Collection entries
********************

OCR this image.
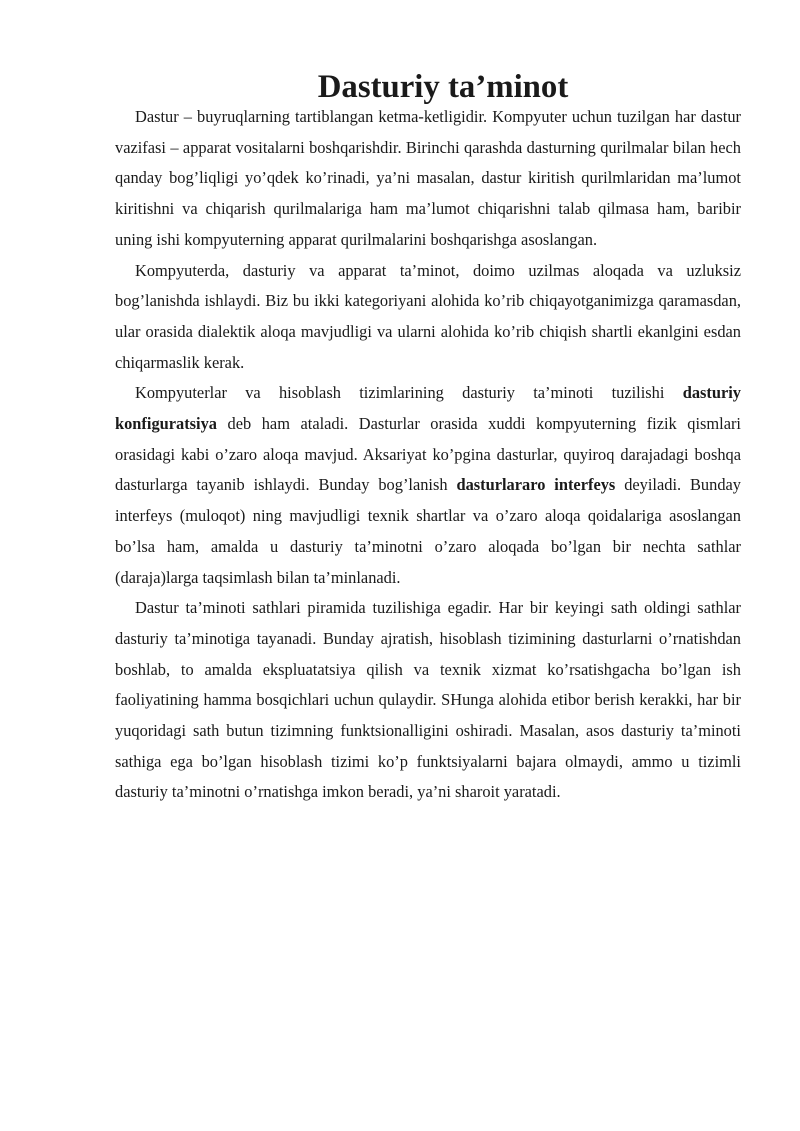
Dasturiy ta’minot

Dastur – buyruqlarning tartiblangan ketma-ketligidir. Kompyuter uchun tuzilgan har dastur vazifasi – apparat vositalarni boshqarishdir. Birinchi qarashda dasturning qurilmalar bilan hech qanday bog’liqligi yo’qdek ko’rinadi, ya’ni masalan, dastur kiritish qurilmlaridan ma’lumot kiritishni va chiqarish qurilmalariga ham ma’lumot chiqarishni talab qilmasa ham, baribir uning ishi kompyuterning apparat qurilmalarini boshqarishga asoslangan.

Kompyuterda, dasturiy va apparat ta’minot, doimo uzilmas aloqada va uzluksiz bog’lanishda ishlaydi. Biz bu ikki kategoriyani alohida ko’rib chiqayotganimizga qaramasdan, ular orasida dialektik aloqa mavjudligi va ularni alohida ko’rib chiqish shartli ekanlgini esdan chiqarmaslik kerak.

Kompyuterlar va hisoblash tizimlarining dasturiy ta’minoti tuzilishi dasturiy konfiguratsiya deb ham ataladi. Dasturlar orasida xuddi kompyuterning fizik qismlari orasidagi kabi o’zaro aloqa mavjud. Aksariyat ko’pgina dasturlar, quyiroq darajadagi boshqa dasturlarga tayanib ishlaydi. Bunday bog’lanish dasturlararo interfeys deyiladi. Bunday interfeys (muloqot) ning mavjudligi texnik shartlar va o’zaro aloqa qoidalariga asoslangan bo’lsa ham, amalda u dasturiy ta’minotni o’zaro aloqada bo’lgan bir nechta sathlar (daraja)larga taqsimlash bilan ta’minlanadi.

Dastur ta’minoti sathlari piramida tuzilishiga egadir. Har bir keyingi sath oldingi sathlar dasturiy ta’minotiga tayanadi. Bunday ajratish, hisoblash tizimining dasturlarni o’rnatishdan boshlab, to amalda ekspluatatsiya qilish va texnik xizmat ko’rsatishgacha bo’lgan ish faoliyatining hamma bosqichlari uchun qulaydir. SHunga alohida etibor berish kerakki, har bir yuqoridagi sath butun tizimning funktsionalligini oshiradi. Masalan, asos dasturiy ta’minoti sathiga ega bo’lgan hisoblash tizimi ko’p funktsiyalarni bajara olmaydi, ammo u tizimli dasturiy ta’minotni o’rnatishga imkon beradi, ya’ni sharoit yaratadi.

********************

■ DIRECTIVE ■
Each entry must be retyped word for word, with every image omitted.

■ FULL RESPONSE ■
OCR this image.
Dasturiy ta’minot

Dastur – buyruqlarning tartiblangan ketma-ketligidir. Kompyuter uchun tuzilgan har dastur vazifasi – apparat vositalarni boshqarishdir. Birinchi qarashda dasturning qurilmalar bilan hech qanday bog’liqligi yo’qdek ko’rinadi, ya’ni masalan, dastur kiritish qurilmlaridan ma’lumot kiritishni va chiqarish qurilmalariga ham ma’lumot chiqarishni talab qilmasa ham, baribir uning ishi kompyuterning apparat qurilmalarini boshqarishga asoslangan.

Kompyuterda, dasturiy va apparat ta’minot, doimo uzilmas aloqada va uzluksiz bog’lanishda ishlaydi. Biz bu ikki kategoriyani alohida ko’rib chiqayotganimizga qaramasdan, ular orasida dialektik aloqa mavjudligi va ularni alohida ko’rib chiqish shartli ekanlgini esdan chiqarmaslik kerak.

Kompyuterlar va hisoblash tizimlarining dasturiy ta’minoti tuzilishi dasturiy konfiguratsiya deb ham ataladi. Dasturlar orasida xuddi kompyuterning fizik qismlari orasidagi kabi o’zaro aloqa mavjud. Aksariyat ko’pgina dasturlar, quyiroq darajadagi boshqa dasturlarga tayanib ishlaydi. Bunday bog’lanish dasturlararo interfeys deyiladi. Bunday interfeys (muloqot) ning mavjudligi texnik shartlar va o’zaro aloqa qoidalariga asoslangan bo’lsa ham, amalda u dasturiy ta’minotni o’zaro aloqada bo’lgan bir nechta sathlar (daraja)larga taqsimlash bilan ta’minlanadi.

Dastur ta’minoti sathlari piramida tuzilishiga egadir. Har bir keyingi sath oldingi sathlar dasturiy ta’minotiga tayanadi. Bunday ajratish, hisoblash tizimining dasturlarni o’rnatishdan boshlab, to amalda ekspluatatsiya qilish va texnik xizmat ko’rsatishgacha bo’lgan ish faoliyatining hamma bosqichlari uchun qulaydir. SHunga alohida etibor berish kerakki, har bir yuqoridagi sath butun tizimning funktsionalligini oshiradi. Masalan, asos dasturiy ta’minoti sathiga ega bo’lgan hisoblash tizimi ko’p funktsiyalarni bajara olmaydi, ammo u tizimli dasturiy ta’minotni o’rnatishga imkon beradi, ya’ni sharoit yaratadi.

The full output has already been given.